Records supplied:
- - -
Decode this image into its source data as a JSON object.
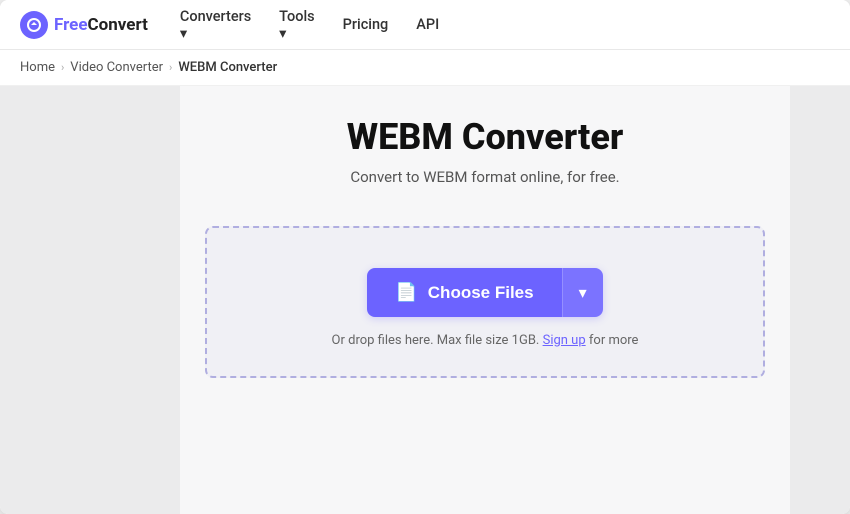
{
  "nav": {
    "logo_free": "Free",
    "logo_convert": "Convert",
    "links": [
      {
        "label": "Converters",
        "has_dropdown": true
      },
      {
        "label": "Tools",
        "has_dropdown": true
      },
      {
        "label": "Pricing",
        "has_dropdown": false
      },
      {
        "label": "API",
        "has_dropdown": false
      }
    ]
  },
  "breadcrumb": {
    "items": [
      {
        "label": "Home",
        "is_link": true
      },
      {
        "label": "Video Converter",
        "is_link": true
      },
      {
        "label": "WEBM Converter",
        "is_link": false
      }
    ]
  },
  "page": {
    "title": "WEBM Converter",
    "subtitle": "Convert to WEBM format online, for free.",
    "dropzone": {
      "choose_files_label": "Choose Files",
      "drop_hint": "Or drop files here. Max file size 1GB.",
      "signup_label": "Sign up",
      "drop_hint_suffix": " for more"
    }
  }
}
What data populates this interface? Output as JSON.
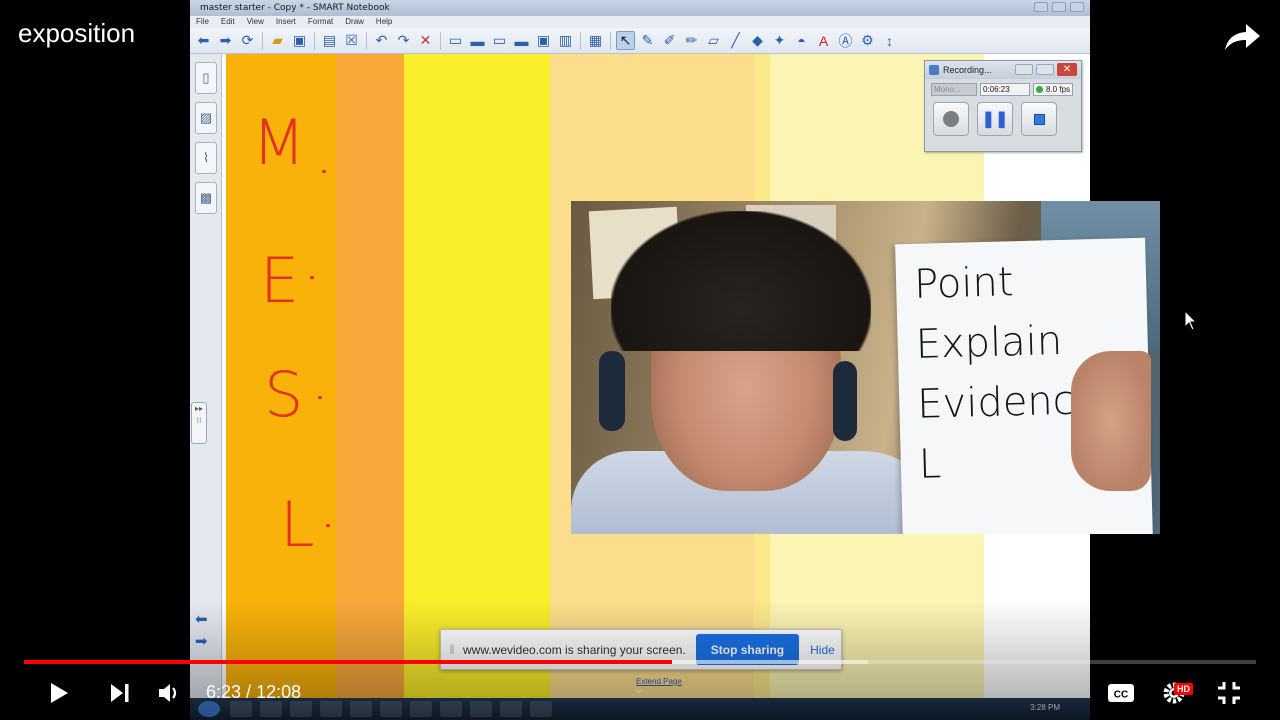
- - -
Task requirements: Show the lines of the material that contain the word "data".

Full answer:
Decode this image into its source data as a JSON object.
What data populates this interface? Output as JSON.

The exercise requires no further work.